● **WRITTEN INSTRUCTION**:
State the number of lines with the string "BATS" in them, and nothing else.

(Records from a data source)

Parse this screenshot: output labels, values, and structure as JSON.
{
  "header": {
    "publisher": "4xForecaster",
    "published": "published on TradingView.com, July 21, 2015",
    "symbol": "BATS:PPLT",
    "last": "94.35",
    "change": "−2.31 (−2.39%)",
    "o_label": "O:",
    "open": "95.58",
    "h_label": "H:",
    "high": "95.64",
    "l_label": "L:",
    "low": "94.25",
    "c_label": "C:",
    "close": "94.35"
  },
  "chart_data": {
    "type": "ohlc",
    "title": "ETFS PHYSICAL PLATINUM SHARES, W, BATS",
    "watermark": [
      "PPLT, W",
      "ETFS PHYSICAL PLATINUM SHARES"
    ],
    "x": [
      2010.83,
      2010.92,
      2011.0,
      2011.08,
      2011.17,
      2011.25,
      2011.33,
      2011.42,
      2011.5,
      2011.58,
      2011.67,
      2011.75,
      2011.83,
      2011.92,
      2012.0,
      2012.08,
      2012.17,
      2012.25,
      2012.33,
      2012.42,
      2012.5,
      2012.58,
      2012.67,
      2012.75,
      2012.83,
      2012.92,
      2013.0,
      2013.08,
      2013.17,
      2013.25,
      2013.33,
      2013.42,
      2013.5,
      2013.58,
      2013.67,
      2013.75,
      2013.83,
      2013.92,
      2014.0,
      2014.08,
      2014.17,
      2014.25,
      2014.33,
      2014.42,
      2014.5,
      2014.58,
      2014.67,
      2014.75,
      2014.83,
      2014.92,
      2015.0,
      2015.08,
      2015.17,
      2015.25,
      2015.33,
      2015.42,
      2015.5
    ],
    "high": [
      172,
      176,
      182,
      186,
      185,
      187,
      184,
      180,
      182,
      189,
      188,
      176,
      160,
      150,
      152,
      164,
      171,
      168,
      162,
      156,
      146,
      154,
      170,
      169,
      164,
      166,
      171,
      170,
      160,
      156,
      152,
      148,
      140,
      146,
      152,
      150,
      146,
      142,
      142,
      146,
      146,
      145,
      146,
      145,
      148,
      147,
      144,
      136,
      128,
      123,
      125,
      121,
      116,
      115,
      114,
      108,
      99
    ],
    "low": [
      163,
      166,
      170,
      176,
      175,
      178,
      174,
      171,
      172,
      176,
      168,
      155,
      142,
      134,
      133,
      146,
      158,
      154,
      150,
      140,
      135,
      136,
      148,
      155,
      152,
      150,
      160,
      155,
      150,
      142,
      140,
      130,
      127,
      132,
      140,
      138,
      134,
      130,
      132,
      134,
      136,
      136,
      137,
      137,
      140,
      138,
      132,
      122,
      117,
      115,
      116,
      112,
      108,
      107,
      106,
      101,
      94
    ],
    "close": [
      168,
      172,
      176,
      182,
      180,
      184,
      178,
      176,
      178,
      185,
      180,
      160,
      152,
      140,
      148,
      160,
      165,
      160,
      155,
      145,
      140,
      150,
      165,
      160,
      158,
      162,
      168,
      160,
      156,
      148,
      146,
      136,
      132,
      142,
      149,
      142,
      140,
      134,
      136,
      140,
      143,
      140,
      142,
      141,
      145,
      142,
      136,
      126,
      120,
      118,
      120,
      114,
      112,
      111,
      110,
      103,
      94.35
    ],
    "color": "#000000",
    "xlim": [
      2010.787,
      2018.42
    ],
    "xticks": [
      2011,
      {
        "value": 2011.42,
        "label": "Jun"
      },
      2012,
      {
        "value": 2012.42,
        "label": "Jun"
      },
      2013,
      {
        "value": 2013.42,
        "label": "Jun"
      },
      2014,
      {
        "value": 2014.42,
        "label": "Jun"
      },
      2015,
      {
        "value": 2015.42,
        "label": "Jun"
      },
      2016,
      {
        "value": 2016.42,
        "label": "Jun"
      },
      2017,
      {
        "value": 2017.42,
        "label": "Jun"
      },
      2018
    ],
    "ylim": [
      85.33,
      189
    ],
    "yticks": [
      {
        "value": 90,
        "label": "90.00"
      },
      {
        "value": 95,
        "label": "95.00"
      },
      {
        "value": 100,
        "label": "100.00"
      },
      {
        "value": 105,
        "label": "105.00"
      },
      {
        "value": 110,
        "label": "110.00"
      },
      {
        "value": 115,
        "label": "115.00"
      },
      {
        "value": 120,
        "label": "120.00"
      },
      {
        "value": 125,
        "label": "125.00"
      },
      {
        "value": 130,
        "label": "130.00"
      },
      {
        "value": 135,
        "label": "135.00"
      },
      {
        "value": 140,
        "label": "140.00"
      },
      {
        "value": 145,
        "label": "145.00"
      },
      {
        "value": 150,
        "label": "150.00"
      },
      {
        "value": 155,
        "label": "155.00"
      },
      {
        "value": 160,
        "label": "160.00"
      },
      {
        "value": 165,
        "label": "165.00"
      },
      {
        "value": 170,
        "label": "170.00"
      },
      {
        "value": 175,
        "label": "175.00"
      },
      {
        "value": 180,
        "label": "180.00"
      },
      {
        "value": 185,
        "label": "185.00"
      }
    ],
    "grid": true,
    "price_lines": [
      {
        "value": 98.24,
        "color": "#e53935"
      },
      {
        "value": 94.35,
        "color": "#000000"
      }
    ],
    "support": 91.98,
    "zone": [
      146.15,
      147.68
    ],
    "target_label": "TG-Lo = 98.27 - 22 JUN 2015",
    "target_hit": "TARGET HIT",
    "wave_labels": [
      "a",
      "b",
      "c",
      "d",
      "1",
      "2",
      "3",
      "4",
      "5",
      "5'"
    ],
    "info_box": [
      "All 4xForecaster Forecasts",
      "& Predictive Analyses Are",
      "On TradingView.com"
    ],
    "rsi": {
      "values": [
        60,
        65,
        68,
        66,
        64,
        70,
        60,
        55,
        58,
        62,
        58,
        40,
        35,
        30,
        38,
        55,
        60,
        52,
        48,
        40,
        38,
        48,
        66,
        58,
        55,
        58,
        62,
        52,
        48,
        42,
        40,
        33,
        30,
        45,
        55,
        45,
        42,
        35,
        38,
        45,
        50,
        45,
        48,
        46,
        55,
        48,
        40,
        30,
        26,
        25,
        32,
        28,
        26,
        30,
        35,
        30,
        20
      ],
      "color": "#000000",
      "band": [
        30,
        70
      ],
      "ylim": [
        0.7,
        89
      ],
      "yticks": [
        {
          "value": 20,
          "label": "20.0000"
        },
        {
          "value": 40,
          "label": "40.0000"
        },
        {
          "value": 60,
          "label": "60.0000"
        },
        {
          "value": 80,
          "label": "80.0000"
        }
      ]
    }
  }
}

● **FINAL RESULT**:
2